__Input__
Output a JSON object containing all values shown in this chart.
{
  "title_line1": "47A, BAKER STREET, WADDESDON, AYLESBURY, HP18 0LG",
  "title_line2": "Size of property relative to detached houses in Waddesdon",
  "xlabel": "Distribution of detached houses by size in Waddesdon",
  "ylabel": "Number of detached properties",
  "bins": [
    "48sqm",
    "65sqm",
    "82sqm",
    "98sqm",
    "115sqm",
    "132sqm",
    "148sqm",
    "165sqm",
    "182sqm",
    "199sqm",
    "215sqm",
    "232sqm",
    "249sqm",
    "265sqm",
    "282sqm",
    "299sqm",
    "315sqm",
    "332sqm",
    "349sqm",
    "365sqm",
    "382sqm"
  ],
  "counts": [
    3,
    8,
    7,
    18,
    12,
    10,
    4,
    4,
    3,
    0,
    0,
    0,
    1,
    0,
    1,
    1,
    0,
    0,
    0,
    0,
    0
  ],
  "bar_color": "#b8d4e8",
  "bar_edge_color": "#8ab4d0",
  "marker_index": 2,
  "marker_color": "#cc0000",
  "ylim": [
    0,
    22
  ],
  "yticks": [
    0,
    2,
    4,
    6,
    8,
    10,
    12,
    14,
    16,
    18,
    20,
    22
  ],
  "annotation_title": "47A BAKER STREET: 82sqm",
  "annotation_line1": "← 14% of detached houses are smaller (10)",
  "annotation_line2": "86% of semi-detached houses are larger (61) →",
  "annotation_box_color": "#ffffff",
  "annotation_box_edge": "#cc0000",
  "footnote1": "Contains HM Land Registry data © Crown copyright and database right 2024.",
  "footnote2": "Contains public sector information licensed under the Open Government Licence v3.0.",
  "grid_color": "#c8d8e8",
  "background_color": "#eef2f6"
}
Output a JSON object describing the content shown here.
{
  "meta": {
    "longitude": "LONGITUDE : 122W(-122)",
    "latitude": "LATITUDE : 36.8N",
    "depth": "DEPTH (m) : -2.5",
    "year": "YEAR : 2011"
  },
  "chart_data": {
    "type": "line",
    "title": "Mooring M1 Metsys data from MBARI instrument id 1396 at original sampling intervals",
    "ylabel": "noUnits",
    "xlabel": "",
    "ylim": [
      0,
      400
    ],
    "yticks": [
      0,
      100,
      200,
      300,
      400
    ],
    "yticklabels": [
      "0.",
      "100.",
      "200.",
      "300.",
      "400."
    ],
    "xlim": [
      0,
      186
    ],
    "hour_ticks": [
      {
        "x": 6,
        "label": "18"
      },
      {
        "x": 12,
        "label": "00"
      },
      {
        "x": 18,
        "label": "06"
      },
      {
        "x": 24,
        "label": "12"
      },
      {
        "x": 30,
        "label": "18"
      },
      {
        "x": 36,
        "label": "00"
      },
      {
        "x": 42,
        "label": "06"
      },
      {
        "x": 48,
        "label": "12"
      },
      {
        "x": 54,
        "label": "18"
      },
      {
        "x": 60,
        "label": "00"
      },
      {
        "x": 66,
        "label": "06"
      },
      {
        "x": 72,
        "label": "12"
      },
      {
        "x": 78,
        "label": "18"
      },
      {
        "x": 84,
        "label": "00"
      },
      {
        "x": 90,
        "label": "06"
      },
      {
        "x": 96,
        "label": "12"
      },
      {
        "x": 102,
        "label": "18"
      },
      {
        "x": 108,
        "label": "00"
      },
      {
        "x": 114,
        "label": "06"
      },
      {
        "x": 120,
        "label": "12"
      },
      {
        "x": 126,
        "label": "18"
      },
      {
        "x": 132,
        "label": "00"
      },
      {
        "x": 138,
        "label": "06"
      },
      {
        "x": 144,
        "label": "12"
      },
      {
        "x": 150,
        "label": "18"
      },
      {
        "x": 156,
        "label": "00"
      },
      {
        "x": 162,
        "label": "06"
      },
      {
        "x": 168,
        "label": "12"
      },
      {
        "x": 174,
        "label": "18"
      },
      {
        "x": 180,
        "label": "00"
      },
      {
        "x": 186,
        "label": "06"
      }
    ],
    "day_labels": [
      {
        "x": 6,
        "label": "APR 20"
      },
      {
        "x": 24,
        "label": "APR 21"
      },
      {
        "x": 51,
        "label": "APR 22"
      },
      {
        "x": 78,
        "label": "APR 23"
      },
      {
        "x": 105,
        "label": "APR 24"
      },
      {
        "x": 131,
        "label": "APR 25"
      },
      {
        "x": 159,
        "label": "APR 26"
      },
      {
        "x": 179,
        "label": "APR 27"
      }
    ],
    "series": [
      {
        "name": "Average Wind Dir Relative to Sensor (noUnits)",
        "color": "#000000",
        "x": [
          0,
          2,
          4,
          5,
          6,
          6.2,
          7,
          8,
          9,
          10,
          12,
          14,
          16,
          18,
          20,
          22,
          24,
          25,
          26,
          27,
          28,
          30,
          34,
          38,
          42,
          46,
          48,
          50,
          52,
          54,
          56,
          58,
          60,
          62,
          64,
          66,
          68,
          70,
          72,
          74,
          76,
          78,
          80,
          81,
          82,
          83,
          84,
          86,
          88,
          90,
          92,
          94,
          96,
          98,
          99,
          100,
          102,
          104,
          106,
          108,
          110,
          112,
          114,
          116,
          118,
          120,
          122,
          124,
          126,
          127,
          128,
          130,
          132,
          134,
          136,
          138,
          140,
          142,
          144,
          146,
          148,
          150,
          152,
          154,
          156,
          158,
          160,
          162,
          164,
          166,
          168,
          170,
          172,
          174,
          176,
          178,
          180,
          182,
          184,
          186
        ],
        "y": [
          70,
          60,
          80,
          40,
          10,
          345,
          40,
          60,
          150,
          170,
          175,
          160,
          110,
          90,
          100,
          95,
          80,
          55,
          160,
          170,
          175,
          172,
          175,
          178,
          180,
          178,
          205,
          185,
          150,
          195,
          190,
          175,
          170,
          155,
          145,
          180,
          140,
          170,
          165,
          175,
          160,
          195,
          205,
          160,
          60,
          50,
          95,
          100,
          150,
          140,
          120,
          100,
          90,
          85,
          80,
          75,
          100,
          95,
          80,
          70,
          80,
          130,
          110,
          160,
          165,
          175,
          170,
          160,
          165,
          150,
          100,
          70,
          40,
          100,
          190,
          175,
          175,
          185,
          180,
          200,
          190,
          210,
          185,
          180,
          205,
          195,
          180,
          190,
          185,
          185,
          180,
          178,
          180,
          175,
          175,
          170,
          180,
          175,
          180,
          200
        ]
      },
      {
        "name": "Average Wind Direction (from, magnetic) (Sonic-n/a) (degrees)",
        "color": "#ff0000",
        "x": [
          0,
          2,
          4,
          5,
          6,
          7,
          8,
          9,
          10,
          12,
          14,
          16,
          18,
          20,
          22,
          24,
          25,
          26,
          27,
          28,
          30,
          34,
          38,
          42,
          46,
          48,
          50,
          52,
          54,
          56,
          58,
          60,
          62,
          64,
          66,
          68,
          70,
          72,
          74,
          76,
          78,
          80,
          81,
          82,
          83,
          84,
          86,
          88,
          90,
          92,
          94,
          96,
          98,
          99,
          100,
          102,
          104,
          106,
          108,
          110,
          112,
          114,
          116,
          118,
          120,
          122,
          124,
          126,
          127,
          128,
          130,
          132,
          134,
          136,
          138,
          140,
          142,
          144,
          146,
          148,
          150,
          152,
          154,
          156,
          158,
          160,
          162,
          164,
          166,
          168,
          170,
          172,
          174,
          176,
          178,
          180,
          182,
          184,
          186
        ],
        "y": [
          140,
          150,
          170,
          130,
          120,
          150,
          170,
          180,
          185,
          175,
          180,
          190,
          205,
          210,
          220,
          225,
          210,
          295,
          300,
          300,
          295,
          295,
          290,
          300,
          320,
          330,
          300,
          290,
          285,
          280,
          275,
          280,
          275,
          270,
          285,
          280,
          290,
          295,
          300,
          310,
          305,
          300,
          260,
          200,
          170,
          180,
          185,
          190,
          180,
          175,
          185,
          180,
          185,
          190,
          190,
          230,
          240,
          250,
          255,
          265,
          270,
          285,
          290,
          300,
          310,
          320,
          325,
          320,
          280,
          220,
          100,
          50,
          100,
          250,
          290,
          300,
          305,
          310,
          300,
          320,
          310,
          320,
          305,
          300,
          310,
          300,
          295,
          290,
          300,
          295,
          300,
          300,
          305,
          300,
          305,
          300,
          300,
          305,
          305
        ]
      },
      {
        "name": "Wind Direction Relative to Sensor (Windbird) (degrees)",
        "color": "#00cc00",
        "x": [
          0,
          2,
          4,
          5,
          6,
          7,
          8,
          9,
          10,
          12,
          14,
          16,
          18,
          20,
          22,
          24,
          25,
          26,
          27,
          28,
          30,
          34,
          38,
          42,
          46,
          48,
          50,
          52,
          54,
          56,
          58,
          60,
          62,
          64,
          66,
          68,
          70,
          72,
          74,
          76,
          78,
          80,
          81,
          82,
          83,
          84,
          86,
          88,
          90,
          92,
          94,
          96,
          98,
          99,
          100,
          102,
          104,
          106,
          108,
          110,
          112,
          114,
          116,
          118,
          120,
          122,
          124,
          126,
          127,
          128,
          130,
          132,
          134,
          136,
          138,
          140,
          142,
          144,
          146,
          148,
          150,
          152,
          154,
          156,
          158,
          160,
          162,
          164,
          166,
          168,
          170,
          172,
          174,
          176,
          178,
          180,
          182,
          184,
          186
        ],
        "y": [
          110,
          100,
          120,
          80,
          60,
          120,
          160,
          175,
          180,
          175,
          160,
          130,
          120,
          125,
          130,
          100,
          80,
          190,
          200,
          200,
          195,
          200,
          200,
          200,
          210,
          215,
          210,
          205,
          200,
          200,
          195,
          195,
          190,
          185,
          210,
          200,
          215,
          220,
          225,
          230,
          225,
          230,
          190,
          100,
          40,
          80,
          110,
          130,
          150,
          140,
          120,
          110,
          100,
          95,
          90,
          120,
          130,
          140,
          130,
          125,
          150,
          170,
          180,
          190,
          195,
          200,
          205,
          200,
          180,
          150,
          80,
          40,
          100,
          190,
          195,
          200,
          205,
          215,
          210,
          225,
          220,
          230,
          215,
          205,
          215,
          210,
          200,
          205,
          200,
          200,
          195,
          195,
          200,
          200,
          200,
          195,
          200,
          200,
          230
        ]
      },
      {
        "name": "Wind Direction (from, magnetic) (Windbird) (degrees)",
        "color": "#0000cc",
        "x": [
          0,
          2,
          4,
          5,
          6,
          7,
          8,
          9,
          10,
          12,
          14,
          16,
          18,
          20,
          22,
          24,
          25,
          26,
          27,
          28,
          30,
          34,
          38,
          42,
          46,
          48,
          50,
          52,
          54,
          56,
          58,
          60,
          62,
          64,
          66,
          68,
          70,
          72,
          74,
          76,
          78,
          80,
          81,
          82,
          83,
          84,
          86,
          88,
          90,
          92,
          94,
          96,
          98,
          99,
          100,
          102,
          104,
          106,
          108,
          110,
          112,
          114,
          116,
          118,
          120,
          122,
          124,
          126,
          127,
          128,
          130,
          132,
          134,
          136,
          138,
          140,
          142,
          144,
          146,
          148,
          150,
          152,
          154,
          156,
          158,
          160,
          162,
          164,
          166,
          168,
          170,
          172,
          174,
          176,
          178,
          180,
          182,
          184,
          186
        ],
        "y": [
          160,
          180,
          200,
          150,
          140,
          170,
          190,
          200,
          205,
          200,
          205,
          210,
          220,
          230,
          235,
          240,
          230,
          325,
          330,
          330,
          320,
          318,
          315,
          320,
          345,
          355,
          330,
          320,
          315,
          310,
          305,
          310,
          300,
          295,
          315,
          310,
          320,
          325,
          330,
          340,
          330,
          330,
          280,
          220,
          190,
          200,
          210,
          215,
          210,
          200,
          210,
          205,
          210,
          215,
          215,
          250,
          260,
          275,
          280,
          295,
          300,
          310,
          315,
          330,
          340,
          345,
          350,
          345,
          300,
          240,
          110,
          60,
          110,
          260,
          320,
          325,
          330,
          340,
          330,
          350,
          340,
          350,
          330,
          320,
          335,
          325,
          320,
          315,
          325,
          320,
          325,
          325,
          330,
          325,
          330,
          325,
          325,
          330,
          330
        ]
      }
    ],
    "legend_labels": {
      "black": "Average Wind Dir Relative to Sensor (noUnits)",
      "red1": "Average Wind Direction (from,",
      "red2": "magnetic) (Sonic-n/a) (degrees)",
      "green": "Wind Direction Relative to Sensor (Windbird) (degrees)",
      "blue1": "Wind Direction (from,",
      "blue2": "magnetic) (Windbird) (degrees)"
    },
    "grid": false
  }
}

__Brief__
Scan the material above. Copy each line where "degrees" occurs.

__Response__
        "name": "Average Wind Direction (from, magnetic) (Sonic-n/a) (degrees)",
        "name": "Wind Direction Relative to Sensor (Windbird) (degrees)",
        "name": "Wind Direction (from, magnetic) (Windbird) (degrees)",
      "red2": "magnetic) (Sonic-n/a) (degrees)",
      "green": "Wind Direction Relative to Sensor (Windbird) (degrees)",
      "blue2": "magnetic) (Windbird) (degrees)"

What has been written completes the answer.